On Wed, Sep 21, 2011 at 11:58 AM, Israel Hilerio <[email protected]> wrote:
> Jonas,
>
> This is our interpretation of how we see incorporating the new Event
> constructor model defined in DOM 4.
>
> [Constructor(DOMString type, optional IDBVersionChangeEventInit
> IDBVersionChangeEventInitDict)]
> interface IDBVersionChangeEvent : Event {
> readonly attribute DOMString oldVersion;
> readonly attribute DOMString newVersion;
> void initIDBVersionChangeEvent (DOMString typeArg, boolean canBubbleArg,
> boolean cancelableArg, DOMString oldVersion, DOMString newVersion);
> };
>
> dictionary IDBVersionChangeEventInit : EventInit {
> DOMString oldVersion;
> DOMString newVersion;
> }
Looks great apart from needing to remove the init function as Anne points out.
> We'll need to add a step between 3 and 4 to section 4.12 and a note:
> 3.5 After dispatching the event, if the event was not cancelled and allowed
> to bubble, then dispatch an ErrorEvent with the type set to "error" to the
> Window.
You don't need to state "and allowed to bubble", all events dispatched
by this algorithm bubble as per step 3.
> NOTE: When constructing an IDBVersionChangeEvent you need to follow the same
> steps defined in DOM4 Section 4.3 Constructing events. In addition, setting
> the onerror event handler with window.addEventListener will return the
> ErrorEvent. However, setting the onerror event handler with window.onerror
> will return three arguments as specified in HTML5 spec: event, source, and
> lineno [1].
I agree with Anne, this language is confusing. Dispatch of the onerror
handler is handled by the HTML5 so I'm not sure we need to say
anything here.
> Sample code on how to use the event constructor:
> var myDictionary = { canBubble: true, cancellable: true, oldVersion=1,
> newVersion=2};
> var changeEvent = new IDBVersionChangeEvent("versionchange", myDictionary);
Per [1] you should change 'canBubble' to 'bubbles'.

• • •

In the email about the IDBVersionChangeEvent constructor, what should 'canBubble' in the sample code be changed to? The data after this email is separate material and has no link to it.

• • •

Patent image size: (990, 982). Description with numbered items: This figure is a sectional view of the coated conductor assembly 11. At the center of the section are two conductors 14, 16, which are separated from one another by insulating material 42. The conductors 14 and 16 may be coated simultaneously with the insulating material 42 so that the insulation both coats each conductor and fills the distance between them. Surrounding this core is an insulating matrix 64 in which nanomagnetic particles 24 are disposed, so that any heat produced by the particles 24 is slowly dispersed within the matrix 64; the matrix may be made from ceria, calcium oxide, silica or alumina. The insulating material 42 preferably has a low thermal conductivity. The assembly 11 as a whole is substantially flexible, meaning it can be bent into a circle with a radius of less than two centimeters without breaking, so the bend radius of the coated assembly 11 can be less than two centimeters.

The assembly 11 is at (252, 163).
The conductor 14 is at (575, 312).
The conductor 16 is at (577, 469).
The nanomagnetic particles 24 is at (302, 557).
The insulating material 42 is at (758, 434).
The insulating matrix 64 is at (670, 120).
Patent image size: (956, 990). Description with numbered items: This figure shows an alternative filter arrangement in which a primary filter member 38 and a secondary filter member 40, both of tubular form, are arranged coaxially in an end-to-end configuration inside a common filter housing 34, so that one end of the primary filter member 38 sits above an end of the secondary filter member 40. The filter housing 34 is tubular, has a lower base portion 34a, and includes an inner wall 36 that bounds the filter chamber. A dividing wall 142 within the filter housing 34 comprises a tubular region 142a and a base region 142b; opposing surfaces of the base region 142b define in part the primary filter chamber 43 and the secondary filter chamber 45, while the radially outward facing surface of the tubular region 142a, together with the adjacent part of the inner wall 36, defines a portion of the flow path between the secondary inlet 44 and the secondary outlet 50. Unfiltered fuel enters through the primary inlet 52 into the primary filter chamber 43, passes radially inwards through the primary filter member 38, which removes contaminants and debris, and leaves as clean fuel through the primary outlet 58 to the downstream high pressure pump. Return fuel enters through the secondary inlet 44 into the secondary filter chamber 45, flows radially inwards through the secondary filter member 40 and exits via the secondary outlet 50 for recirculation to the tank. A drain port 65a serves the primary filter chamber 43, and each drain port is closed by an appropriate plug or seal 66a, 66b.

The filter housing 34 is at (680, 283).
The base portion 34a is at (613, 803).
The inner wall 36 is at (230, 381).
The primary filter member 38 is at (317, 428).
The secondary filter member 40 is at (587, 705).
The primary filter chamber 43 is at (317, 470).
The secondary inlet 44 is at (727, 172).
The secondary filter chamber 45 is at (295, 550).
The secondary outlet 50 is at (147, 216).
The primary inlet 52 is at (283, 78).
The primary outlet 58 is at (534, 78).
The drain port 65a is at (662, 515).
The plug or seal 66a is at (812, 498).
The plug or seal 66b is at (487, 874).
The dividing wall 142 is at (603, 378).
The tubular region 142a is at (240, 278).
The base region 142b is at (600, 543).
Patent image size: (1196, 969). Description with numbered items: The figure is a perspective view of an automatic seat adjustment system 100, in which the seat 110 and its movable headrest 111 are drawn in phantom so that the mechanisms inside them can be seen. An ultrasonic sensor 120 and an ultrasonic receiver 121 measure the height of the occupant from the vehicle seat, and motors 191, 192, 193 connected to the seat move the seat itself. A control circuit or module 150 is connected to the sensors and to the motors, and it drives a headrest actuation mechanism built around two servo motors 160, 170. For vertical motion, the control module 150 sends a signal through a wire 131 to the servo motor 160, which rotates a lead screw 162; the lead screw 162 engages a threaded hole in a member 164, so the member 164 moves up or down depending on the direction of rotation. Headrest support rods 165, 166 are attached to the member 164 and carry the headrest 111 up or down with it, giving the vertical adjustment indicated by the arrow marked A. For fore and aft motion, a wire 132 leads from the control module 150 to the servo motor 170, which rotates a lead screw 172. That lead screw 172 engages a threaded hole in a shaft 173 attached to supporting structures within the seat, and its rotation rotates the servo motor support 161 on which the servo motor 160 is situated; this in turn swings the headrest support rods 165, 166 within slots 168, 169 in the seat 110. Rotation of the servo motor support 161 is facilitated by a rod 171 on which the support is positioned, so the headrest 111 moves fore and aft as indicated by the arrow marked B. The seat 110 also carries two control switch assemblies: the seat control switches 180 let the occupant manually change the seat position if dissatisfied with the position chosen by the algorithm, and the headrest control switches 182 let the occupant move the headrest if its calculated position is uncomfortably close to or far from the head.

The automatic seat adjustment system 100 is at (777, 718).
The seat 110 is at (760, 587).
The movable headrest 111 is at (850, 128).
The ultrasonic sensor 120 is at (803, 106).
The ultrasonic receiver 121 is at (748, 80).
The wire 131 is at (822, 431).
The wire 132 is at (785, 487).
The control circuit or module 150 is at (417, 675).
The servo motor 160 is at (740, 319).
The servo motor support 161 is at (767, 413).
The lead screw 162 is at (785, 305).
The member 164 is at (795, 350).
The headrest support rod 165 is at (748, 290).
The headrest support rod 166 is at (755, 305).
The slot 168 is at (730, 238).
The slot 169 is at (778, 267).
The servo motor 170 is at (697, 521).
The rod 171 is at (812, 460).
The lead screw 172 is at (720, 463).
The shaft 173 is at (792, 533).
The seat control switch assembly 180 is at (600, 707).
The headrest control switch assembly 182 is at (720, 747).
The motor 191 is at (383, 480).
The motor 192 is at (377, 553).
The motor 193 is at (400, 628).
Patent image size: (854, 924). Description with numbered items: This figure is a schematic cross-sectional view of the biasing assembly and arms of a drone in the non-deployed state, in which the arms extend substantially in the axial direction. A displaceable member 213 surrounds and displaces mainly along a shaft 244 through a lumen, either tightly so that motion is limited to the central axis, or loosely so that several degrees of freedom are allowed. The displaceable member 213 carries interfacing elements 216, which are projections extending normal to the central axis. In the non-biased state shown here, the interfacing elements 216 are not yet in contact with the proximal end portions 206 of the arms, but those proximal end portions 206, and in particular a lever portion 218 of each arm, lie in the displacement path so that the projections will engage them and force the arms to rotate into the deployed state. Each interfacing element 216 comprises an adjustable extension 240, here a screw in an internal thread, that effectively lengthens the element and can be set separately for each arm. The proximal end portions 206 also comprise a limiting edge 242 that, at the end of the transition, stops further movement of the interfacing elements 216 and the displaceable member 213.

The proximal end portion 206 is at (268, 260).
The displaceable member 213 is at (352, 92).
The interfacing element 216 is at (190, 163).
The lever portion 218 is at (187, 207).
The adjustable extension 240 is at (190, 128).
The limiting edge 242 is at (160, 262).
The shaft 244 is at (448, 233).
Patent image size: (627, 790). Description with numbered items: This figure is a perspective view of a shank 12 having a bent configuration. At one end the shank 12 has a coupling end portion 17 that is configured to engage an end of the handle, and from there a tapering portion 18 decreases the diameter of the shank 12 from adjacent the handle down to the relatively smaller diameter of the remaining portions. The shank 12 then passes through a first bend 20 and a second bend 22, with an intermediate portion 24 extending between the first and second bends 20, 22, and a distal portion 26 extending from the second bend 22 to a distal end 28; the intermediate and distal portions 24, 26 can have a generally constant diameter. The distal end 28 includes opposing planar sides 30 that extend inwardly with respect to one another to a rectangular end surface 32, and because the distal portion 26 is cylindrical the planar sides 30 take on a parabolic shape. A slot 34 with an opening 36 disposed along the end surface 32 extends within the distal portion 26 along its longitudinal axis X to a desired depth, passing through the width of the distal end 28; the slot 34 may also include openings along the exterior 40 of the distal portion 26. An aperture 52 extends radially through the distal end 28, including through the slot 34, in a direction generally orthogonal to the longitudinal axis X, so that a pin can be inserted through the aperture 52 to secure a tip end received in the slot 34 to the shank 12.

• • •

• [ANSWER SPACE]:
'bubbles'